Task requirements - State how many lines of the records contain the string "JSON", and give no other information.

__________________________________________________

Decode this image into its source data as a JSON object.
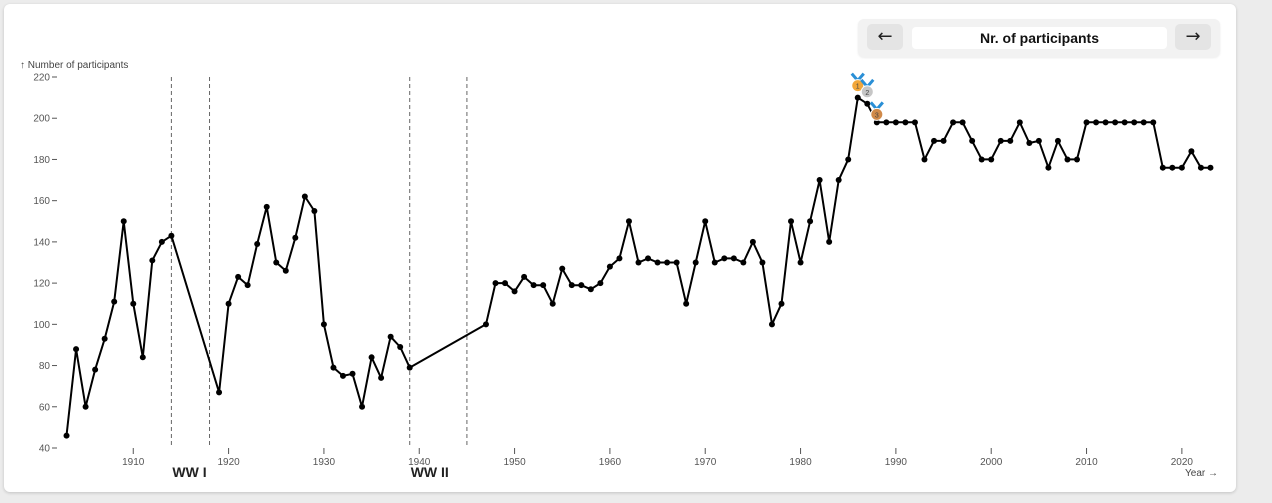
{
  "nav": {
    "prev_icon": "←",
    "next_icon": "→",
    "title": "Nr. of participants"
  },
  "chart_data": {
    "type": "line",
    "ylabel": "↑ Number of participants",
    "xlabel": "Year →",
    "ylim": [
      40,
      220
    ],
    "xlim": [
      1902,
      2024
    ],
    "y_ticks": [
      40,
      60,
      80,
      100,
      120,
      140,
      160,
      180,
      200,
      220
    ],
    "x_ticks": [
      1910,
      1920,
      1930,
      1940,
      1950,
      1960,
      1970,
      1980,
      1990,
      2000,
      2010,
      2020
    ],
    "grid": false,
    "series": [
      {
        "x": [
          1903,
          1904,
          1905,
          1906,
          1907,
          1908,
          1909,
          1910,
          1911,
          1912,
          1913,
          1914,
          1919,
          1920,
          1921,
          1922,
          1923,
          1924,
          1925,
          1926,
          1927,
          1928,
          1929,
          1930,
          1931,
          1932,
          1933,
          1934,
          1935,
          1936,
          1937,
          1938,
          1939,
          1947,
          1948,
          1949,
          1950,
          1951,
          1952,
          1953,
          1954,
          1955,
          1956,
          1957,
          1958,
          1959,
          1960,
          1961,
          1962,
          1963,
          1964,
          1965,
          1966,
          1967,
          1968,
          1969,
          1970,
          1971,
          1972,
          1973,
          1974,
          1975,
          1976,
          1977,
          1978,
          1979,
          1980,
          1981,
          1982,
          1983,
          1984,
          1985,
          1986,
          1987,
          1988,
          1989,
          1990,
          1991,
          1992,
          1993,
          1994,
          1995,
          1996,
          1997,
          1998,
          1999,
          2000,
          2001,
          2002,
          2003,
          2004,
          2005,
          2006,
          2007,
          2008,
          2009,
          2010,
          2011,
          2012,
          2013,
          2014,
          2015,
          2016,
          2017,
          2018,
          2019,
          2020,
          2021,
          2022,
          2023
        ],
        "values": [
          46,
          88,
          60,
          78,
          93,
          111,
          150,
          110,
          84,
          131,
          140,
          143,
          67,
          110,
          123,
          119,
          139,
          157,
          130,
          126,
          142,
          162,
          155,
          100,
          79,
          75,
          76,
          60,
          84,
          74,
          94,
          89,
          79,
          100,
          120,
          120,
          116,
          123,
          119,
          119,
          110,
          127,
          119,
          119,
          117,
          120,
          128,
          132,
          150,
          130,
          132,
          130,
          130,
          130,
          110,
          130,
          150,
          130,
          132,
          132,
          130,
          140,
          130,
          100,
          110,
          150,
          130,
          150,
          170,
          140,
          170,
          180,
          210,
          207,
          198,
          198,
          198,
          198,
          198,
          180,
          189,
          189,
          198,
          198,
          189,
          180,
          180,
          189,
          189,
          198,
          188,
          189,
          176,
          189,
          180,
          180,
          198,
          198,
          198,
          198,
          198,
          198,
          198,
          198,
          176,
          176,
          176,
          184,
          176,
          176
        ]
      }
    ],
    "wars": [
      {
        "label": "WW I",
        "start": 1914,
        "end": 1918
      },
      {
        "label": "WW II",
        "start": 1939,
        "end": 1945
      }
    ],
    "medals": [
      {
        "rank": "1",
        "year": 1986,
        "color": "#f2a73b"
      },
      {
        "rank": "2",
        "year": 1987,
        "color": "#c6c6c6"
      },
      {
        "rank": "3",
        "year": 1988,
        "color": "#d08a4a"
      }
    ]
  }
}
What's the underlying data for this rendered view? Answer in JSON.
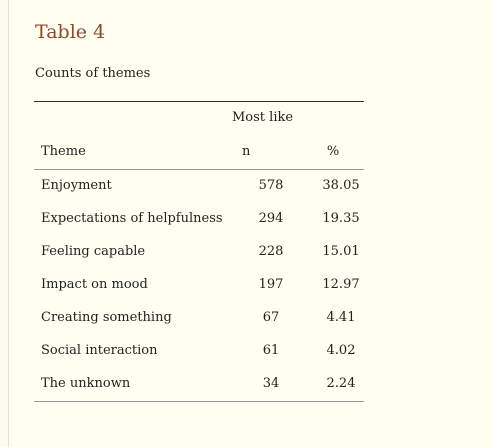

__________________________________________________

Solved problem - 2